-- begin --

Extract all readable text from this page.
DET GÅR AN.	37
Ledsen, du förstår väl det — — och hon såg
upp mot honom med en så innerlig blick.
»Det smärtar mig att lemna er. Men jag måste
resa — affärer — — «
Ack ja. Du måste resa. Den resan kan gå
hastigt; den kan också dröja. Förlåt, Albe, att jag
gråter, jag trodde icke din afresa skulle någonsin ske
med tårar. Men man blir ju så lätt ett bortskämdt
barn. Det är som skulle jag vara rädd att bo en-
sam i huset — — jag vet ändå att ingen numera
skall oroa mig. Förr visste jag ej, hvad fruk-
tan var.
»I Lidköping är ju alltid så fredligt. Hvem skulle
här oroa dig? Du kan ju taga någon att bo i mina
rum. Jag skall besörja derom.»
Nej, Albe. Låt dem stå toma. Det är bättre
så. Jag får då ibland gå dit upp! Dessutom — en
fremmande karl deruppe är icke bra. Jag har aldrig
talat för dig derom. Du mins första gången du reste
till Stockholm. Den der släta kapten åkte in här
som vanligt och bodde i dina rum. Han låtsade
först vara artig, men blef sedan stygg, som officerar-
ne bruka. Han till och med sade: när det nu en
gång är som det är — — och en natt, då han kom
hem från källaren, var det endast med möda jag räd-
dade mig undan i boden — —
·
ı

-- end --
-- begin --

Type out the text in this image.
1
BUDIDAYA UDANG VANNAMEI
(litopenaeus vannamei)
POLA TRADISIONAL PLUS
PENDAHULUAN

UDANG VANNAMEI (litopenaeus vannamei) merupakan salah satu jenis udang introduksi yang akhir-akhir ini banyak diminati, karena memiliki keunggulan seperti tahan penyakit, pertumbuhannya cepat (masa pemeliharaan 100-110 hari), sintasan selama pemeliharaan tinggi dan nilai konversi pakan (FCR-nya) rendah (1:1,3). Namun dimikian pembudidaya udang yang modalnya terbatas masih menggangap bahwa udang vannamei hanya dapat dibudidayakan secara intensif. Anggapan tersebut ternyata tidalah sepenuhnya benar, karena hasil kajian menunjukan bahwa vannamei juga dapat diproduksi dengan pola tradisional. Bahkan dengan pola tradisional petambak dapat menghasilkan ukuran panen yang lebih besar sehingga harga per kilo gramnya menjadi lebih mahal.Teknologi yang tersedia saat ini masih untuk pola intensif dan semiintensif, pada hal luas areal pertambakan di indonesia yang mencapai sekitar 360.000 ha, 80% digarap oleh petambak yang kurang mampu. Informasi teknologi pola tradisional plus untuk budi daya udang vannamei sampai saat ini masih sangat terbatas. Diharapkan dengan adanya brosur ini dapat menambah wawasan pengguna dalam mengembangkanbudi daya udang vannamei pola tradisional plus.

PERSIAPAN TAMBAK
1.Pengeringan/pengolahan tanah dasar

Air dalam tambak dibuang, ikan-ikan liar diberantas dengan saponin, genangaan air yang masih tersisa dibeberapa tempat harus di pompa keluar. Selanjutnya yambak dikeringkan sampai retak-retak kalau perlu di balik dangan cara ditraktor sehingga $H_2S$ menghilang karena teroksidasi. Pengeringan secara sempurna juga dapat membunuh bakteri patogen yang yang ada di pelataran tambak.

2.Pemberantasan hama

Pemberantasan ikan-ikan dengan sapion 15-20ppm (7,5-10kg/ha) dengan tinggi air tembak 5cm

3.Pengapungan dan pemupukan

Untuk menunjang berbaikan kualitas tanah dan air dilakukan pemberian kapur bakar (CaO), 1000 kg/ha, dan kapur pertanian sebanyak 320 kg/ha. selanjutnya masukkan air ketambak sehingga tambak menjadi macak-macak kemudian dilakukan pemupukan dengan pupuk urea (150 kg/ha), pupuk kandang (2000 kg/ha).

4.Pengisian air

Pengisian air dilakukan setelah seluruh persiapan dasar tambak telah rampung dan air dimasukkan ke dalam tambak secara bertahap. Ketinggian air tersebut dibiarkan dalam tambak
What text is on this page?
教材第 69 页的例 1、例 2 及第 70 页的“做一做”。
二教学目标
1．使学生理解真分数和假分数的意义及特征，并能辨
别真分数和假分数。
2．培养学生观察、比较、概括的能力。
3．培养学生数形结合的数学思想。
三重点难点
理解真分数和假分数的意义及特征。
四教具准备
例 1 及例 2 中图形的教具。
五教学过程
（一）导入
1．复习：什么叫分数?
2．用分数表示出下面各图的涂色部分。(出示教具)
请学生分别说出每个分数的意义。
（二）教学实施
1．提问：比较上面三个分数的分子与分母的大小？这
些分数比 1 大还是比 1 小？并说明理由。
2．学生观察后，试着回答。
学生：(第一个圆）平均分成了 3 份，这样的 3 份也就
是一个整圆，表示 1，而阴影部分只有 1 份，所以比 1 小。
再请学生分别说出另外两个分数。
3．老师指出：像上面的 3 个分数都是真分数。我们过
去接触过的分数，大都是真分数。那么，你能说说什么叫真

-- end --
-- begin --

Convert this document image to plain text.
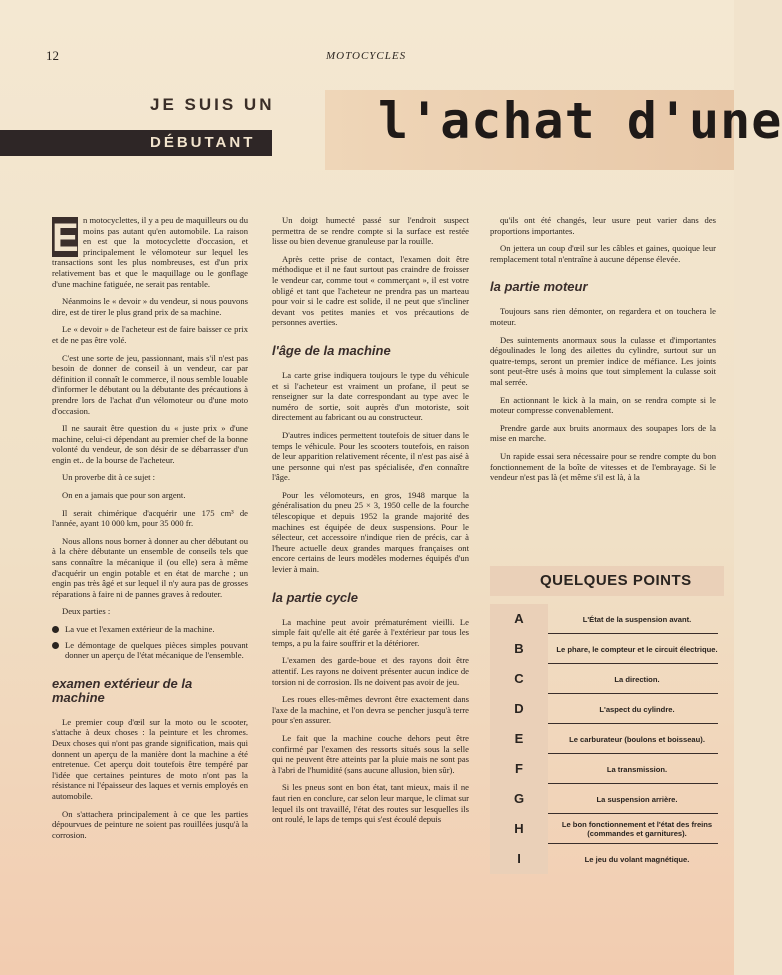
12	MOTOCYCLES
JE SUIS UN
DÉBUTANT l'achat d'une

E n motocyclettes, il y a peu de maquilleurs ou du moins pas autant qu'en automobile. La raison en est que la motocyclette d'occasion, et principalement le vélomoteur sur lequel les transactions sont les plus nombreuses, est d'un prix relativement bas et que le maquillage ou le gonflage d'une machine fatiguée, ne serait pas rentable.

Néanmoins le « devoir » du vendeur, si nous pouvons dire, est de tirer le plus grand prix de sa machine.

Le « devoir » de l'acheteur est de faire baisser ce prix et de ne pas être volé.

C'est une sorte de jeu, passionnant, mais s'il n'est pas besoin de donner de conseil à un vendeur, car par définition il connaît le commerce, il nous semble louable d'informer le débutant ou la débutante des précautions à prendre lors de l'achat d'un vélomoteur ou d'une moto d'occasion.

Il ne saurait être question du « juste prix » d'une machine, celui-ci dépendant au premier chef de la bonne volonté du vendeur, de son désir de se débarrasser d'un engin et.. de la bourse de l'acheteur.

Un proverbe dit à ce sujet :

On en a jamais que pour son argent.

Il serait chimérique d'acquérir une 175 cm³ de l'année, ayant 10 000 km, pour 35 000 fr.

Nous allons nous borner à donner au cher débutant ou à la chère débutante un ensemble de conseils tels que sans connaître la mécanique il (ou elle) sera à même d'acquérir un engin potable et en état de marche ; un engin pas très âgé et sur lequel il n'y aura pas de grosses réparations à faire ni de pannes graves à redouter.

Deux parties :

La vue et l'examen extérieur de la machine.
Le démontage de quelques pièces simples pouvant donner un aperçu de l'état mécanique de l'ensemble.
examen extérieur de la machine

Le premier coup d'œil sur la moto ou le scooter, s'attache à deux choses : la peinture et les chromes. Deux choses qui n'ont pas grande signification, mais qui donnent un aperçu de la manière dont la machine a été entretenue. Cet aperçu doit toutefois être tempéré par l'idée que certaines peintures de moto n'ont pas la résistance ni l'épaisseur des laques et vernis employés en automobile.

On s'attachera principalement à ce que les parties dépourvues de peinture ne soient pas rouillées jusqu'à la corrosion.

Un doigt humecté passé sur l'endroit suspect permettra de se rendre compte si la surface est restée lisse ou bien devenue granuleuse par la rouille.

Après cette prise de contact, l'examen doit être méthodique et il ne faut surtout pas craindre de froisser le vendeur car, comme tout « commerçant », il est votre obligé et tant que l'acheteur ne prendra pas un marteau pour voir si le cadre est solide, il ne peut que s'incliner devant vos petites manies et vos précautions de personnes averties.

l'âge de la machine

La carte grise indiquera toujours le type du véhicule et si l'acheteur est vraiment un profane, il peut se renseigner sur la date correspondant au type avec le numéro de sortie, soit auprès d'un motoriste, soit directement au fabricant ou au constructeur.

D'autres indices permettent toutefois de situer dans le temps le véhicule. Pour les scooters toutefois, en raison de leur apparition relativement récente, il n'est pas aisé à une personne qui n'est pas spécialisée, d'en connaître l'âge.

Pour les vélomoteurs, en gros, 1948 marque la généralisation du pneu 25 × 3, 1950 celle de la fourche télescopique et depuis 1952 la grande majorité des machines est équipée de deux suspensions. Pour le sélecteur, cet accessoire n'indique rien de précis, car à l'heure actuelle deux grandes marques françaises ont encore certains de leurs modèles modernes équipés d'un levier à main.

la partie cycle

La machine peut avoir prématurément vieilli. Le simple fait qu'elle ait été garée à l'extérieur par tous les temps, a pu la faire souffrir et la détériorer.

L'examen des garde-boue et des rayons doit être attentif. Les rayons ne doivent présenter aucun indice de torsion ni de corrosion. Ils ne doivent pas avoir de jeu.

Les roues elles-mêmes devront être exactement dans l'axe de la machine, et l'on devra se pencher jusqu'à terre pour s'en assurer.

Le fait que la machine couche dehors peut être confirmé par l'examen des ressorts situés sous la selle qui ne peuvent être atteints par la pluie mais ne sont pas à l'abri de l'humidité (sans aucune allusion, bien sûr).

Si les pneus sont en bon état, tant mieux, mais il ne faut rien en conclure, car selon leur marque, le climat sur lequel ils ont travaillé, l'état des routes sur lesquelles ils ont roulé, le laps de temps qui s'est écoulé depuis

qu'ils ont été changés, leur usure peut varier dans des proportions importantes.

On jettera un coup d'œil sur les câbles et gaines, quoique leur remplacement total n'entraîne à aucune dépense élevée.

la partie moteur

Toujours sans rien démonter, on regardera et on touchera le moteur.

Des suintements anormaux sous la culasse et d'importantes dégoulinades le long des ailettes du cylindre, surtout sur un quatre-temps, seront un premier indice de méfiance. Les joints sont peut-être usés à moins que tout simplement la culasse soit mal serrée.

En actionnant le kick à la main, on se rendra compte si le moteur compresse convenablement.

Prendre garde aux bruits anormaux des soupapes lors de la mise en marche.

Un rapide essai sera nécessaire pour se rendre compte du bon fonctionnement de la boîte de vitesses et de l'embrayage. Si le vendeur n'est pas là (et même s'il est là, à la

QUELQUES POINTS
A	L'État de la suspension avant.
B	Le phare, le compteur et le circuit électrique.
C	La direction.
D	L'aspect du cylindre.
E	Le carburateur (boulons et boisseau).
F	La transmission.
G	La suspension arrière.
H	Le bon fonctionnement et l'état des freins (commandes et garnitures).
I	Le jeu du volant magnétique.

-- end --

■ **Exercise details**
Find the word "pemupukan" in the data and show each line that holds it.

■ **Solution to the exercise**
3.Pengapungan dan pemupukan
Untuk menunjang berbaikan kualitas tanah dan air dilakukan pemberian kapur bakar (CaO), 1000 kg/ha, dan kapur pertanian sebanyak 320 kg/ha. selanjutnya masukkan air ketambak sehingga tambak menjadi macak-macak kemudian dilakukan pemupukan dengan pupuk urea (150 kg/ha), pupuk kandang (2000 kg/ha).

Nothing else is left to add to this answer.